- Objective: Produce an exact transcription of the listing below, omitting the pictures.

- Listing:

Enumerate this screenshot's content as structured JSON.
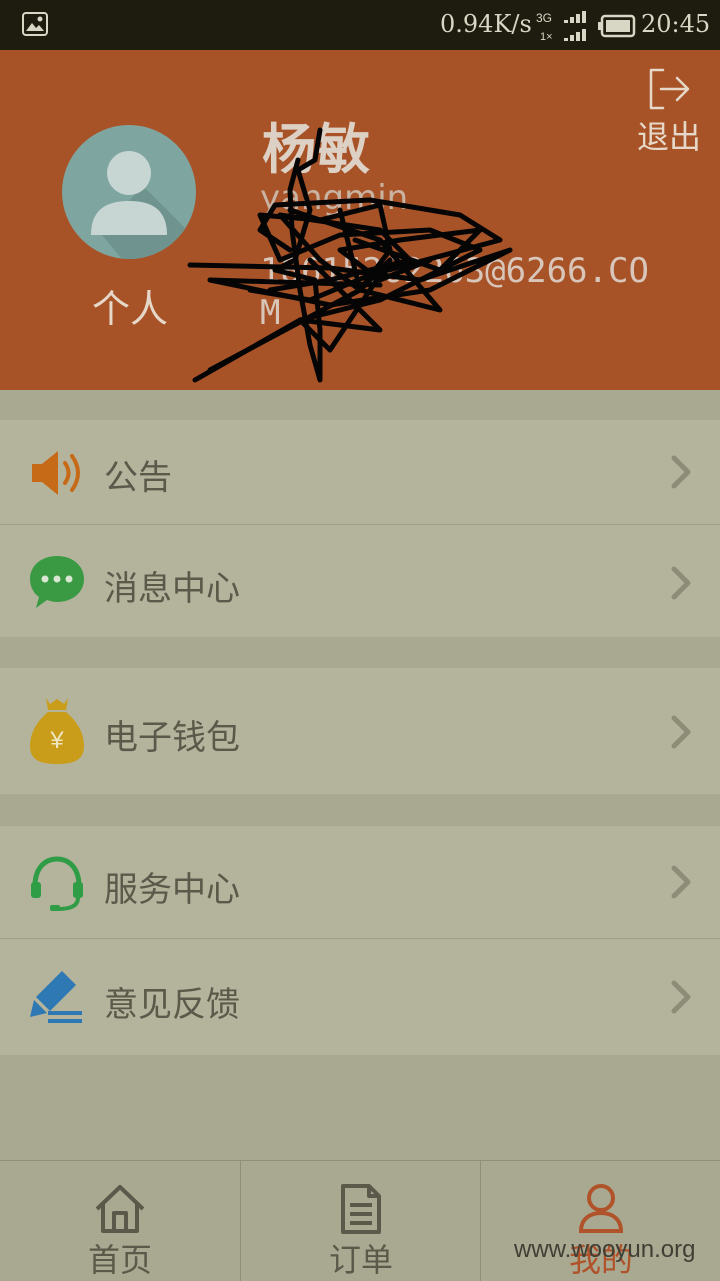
{
  "status_bar": {
    "speed": "0.94K/s",
    "network_top": "3G",
    "network_bottom": "1×",
    "time": "20:45"
  },
  "profile": {
    "avatar_label": "个人",
    "name": "杨敏",
    "user_id": "yangmin",
    "email": "18615262263@6266.COM",
    "logout_label": "退出"
  },
  "menu": {
    "announcement": "公告",
    "messages": "消息中心",
    "wallet": "电子钱包",
    "service": "服务中心",
    "feedback": "意见反馈"
  },
  "tabbar": {
    "home": "首页",
    "orders": "订单",
    "mine": "我的"
  },
  "watermark": "www.wooyun.org",
  "colors": {
    "header": "#a85327",
    "accent": "#b0522a",
    "menu_bg": "#b4b39c"
  }
}
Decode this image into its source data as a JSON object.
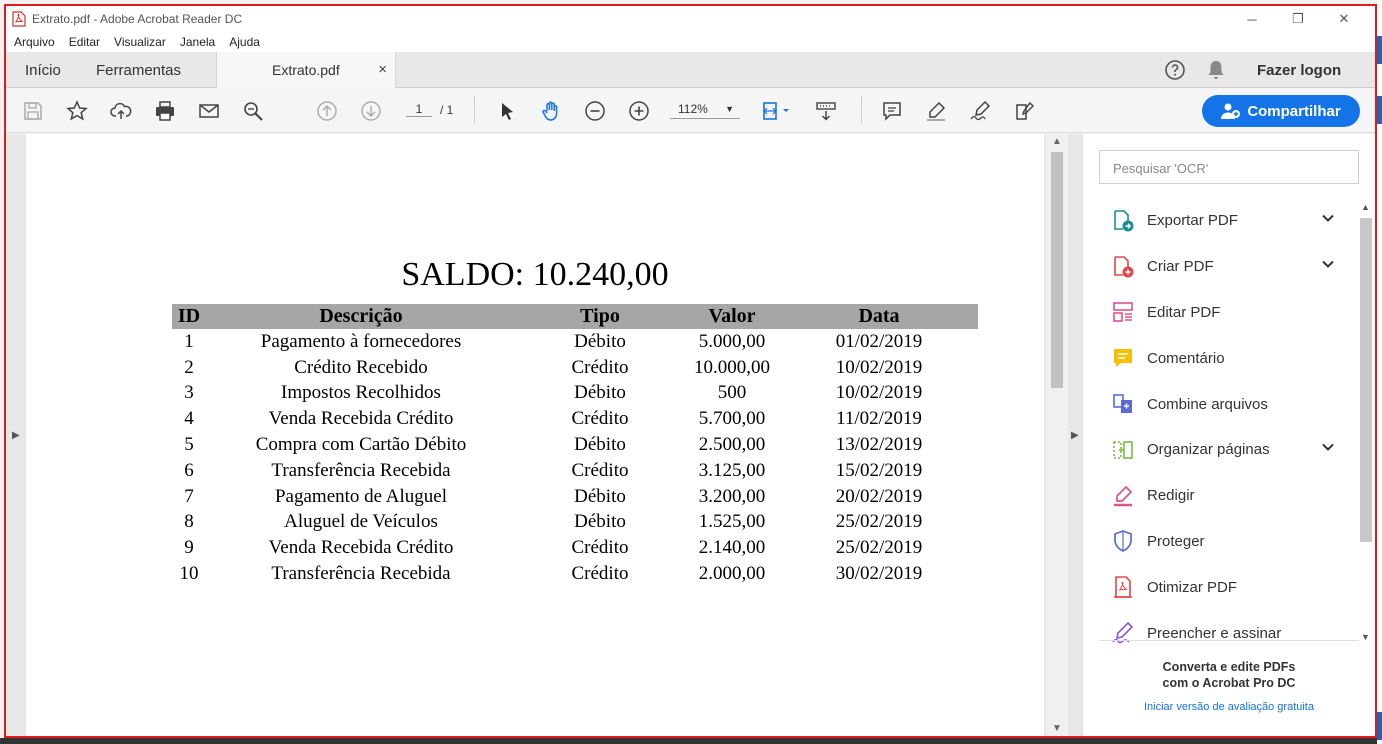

- Exercise answer:
Enumerate this screenshot's content as structured JSON.
{
  "status_bar": {
    "speed": "0.94K/s",
    "network_top": "3G",
    "network_bottom": "1×",
    "time": "20:45"
  },
  "profile": {
    "avatar_label": "个人",
    "name": "杨敏",
    "user_id": "yangmin",
    "email": "18615262263@6266.COM",
    "logout_label": "退出"
  },
  "menu": {
    "announcement": "公告",
    "messages": "消息中心",
    "wallet": "电子钱包",
    "service": "服务中心",
    "feedback": "意见反馈"
  },
  "tabbar": {
    "home": "首页",
    "orders": "订单",
    "mine": "我的"
  },
  "watermark": "www.wooyun.org",
  "colors": {
    "header": "#a85327",
    "accent": "#b0522a",
    "menu_bg": "#b4b39c"
  }
}
Decode this image into its source data as a JSON object.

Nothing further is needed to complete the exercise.